## Exercise passage
▬▬▬
This is what I should have found in all the previous pictures. This is just 100 metres further than the last picture of the bridge. This is what a treated cycleway looks like. This way you can cycle safely in snow conditions.
And this is what a treated service street looks like. The cars of residents do mess up the clean part a bit, but it is still much more useable than the not-cleared street you saw in the earlier pictures.
This street is in the municipality of Vught. Vught also clearly cleans the cycle ways. This smaller municipality states it cleans the bus routes and main cycleways first. Only after these routes are done the car routes get treated.
But Vught didn’t get the paths completely clean everywhere either. You can see the snow clearing machine in the before picture, and this part was clearly treated too, but there still is a thin layer of snow, also on the path itself. Car tires spread salt better. That is why the roads get cleaner with less effort.
This is another example of a place where the road is really much cleaner than the cycleway besides it. The cycle way was treated, but clearly not enough. This may have improved in the following days. But in the after picture it hadn’t snowed for at least 12 hours so I would have expected the cycleway to have been cleaner than this.
▬▬▬
## Raw data
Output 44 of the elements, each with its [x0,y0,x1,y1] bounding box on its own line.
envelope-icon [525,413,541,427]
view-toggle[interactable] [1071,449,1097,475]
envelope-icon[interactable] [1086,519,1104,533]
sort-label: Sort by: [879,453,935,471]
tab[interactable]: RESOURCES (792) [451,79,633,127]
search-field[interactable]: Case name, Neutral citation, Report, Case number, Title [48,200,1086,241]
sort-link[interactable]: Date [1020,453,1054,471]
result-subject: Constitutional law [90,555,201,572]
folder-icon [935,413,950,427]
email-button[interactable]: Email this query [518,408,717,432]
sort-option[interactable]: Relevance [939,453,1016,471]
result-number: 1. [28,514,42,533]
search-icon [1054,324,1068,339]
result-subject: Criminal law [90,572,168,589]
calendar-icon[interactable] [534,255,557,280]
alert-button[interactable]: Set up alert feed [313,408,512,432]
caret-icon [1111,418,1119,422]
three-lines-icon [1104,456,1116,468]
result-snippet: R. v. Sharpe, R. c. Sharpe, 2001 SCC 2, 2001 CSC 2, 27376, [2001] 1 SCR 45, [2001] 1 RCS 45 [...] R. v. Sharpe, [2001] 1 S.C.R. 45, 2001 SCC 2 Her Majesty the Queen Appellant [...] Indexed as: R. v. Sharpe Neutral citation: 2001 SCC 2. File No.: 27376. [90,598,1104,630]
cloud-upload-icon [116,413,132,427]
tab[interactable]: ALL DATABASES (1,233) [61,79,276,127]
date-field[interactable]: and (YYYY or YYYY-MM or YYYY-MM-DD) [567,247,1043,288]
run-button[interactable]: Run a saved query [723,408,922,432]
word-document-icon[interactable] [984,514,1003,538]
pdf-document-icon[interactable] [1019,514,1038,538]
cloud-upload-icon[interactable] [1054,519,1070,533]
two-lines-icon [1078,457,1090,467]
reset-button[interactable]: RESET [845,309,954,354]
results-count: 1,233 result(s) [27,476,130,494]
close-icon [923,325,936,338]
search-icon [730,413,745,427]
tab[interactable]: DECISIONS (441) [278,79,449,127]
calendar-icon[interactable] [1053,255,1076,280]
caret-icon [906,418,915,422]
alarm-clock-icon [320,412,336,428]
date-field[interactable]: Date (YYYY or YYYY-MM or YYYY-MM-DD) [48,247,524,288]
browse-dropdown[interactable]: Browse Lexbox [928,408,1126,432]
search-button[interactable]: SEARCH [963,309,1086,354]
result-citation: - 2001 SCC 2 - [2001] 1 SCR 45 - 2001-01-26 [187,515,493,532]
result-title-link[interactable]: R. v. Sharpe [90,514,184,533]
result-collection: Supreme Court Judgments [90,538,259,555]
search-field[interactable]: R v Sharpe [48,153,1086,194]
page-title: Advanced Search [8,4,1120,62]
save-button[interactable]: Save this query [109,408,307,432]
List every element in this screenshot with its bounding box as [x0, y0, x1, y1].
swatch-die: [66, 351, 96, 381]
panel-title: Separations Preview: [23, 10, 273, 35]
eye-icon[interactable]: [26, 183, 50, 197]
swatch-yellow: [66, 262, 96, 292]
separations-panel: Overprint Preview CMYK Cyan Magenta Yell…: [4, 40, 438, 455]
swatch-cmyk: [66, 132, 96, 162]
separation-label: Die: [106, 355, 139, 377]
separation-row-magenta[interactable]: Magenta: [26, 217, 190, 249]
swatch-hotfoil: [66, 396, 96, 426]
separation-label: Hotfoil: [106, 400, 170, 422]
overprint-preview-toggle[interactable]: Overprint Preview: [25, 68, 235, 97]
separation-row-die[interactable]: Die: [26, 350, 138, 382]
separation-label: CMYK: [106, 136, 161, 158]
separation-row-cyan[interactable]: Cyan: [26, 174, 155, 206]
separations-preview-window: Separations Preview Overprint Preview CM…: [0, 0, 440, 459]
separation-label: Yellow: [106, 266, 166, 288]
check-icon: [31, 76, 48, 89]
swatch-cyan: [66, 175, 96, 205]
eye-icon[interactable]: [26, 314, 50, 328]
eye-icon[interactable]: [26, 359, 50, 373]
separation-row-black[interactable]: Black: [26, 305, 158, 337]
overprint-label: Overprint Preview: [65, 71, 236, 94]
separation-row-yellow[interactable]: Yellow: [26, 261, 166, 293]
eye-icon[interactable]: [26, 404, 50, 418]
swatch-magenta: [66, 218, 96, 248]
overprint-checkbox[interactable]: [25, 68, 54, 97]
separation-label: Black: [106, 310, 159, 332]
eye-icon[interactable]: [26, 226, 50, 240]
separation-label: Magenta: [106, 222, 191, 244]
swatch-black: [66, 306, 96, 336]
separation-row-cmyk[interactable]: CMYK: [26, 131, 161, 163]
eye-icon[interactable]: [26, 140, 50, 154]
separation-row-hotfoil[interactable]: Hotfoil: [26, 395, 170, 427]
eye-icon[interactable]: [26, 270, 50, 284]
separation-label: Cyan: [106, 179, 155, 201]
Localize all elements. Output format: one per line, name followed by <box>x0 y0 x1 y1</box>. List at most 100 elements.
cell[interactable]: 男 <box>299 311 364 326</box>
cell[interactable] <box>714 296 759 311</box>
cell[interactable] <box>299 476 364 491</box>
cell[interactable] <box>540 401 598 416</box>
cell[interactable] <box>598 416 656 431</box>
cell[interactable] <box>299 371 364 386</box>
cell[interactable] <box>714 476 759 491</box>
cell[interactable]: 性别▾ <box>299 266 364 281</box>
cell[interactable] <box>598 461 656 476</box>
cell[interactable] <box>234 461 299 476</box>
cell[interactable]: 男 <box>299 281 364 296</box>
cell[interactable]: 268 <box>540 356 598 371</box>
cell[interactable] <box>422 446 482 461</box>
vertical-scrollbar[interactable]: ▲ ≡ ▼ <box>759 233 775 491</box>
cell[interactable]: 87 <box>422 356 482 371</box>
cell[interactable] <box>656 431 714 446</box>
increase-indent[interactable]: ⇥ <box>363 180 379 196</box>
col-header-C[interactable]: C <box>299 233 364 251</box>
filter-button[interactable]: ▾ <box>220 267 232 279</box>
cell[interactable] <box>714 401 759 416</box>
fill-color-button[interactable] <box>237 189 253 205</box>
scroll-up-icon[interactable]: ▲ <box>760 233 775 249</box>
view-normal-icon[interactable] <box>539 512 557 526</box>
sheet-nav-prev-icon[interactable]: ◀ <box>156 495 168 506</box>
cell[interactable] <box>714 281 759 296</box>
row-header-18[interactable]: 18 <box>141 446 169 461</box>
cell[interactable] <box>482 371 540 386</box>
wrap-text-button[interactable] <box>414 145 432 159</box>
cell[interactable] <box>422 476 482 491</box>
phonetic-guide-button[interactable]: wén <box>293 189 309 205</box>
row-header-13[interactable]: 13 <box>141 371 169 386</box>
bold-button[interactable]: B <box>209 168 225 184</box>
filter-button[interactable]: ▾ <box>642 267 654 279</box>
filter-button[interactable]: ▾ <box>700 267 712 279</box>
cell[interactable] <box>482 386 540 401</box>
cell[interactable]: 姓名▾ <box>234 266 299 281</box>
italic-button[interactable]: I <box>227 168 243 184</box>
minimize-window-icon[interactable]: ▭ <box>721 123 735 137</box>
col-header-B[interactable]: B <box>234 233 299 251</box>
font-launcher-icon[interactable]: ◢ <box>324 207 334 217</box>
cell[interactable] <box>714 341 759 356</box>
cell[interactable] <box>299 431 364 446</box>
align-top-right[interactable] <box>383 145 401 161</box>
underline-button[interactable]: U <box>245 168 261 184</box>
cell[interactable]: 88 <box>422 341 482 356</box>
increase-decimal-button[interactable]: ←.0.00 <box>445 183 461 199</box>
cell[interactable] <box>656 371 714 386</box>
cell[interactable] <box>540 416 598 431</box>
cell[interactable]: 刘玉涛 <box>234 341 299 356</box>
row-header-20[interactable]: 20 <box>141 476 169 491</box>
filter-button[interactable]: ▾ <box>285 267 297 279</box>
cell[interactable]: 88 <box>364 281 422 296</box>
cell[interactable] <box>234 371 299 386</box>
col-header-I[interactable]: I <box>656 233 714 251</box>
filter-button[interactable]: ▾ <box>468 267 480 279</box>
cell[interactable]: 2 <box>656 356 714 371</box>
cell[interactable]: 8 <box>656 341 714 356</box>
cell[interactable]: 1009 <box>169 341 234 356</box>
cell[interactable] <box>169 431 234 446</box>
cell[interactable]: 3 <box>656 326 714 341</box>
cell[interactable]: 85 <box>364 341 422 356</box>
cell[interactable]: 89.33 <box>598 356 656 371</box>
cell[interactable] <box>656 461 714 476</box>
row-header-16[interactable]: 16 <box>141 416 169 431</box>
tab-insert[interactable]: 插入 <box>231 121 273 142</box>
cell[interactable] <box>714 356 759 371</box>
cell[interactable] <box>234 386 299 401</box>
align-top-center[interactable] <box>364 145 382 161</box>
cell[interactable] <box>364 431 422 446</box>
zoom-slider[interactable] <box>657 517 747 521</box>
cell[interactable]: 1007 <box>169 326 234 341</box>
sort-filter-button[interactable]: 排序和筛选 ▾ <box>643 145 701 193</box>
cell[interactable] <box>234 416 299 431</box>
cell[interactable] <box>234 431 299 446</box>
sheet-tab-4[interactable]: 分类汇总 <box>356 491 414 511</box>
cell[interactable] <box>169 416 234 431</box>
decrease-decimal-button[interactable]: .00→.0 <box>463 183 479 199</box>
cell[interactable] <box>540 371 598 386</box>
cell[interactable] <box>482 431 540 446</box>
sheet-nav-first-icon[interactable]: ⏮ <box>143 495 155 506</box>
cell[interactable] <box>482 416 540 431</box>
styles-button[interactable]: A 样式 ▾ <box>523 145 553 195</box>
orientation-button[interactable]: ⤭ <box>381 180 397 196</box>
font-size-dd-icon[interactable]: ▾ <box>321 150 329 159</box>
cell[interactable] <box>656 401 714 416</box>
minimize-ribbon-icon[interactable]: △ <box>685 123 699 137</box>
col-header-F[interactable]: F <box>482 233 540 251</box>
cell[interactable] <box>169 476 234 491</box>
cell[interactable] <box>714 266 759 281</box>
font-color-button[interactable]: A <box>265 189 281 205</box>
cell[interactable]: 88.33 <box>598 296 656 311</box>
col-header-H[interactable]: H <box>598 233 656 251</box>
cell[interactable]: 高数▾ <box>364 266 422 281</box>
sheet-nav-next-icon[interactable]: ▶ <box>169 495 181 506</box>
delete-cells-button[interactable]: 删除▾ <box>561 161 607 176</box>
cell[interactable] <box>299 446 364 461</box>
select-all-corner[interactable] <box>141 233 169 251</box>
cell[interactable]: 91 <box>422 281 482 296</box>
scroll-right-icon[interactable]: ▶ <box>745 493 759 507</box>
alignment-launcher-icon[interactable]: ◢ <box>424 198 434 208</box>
▬▬▬
## Work request
Can you write out the full passage on clearing snow from cycleways, word for word?

## Result for this exercise
This is what I should have found in all the previous pictures. This is just 100 metres further than the last picture of the bridge. This is what a treated cycleway looks like. This way you can cycle safely in snow conditions.
And this is what a treated service street looks like. The cars of residents do mess up the clean part a bit, but it is still much more useable than the not-cleared street you saw in the earlier pictures.
This street is in the municipality of Vught. Vught also clearly cleans the cycle ways. This smaller municipality states it cleans the bus routes and main cycleways first. Only after these routes are done the car routes get treated.
But Vught didn’t get the paths completely clean everywhere either. You can see the snow clearing machine in the before picture, and this part was clearly treated too, but there still is a thin layer of snow, also on the path itself. Car tires spread salt better. That is why the roads get cleaner with less effort.
This is another example of a place where the road is really much cleaner than the cycleway besides it. The cycle way was treated, but clearly not enough. This may have improved in the following days. But in the after picture it hadn’t snowed for at least 12 hours so I would have expected the cycleway to have been cleaner than this.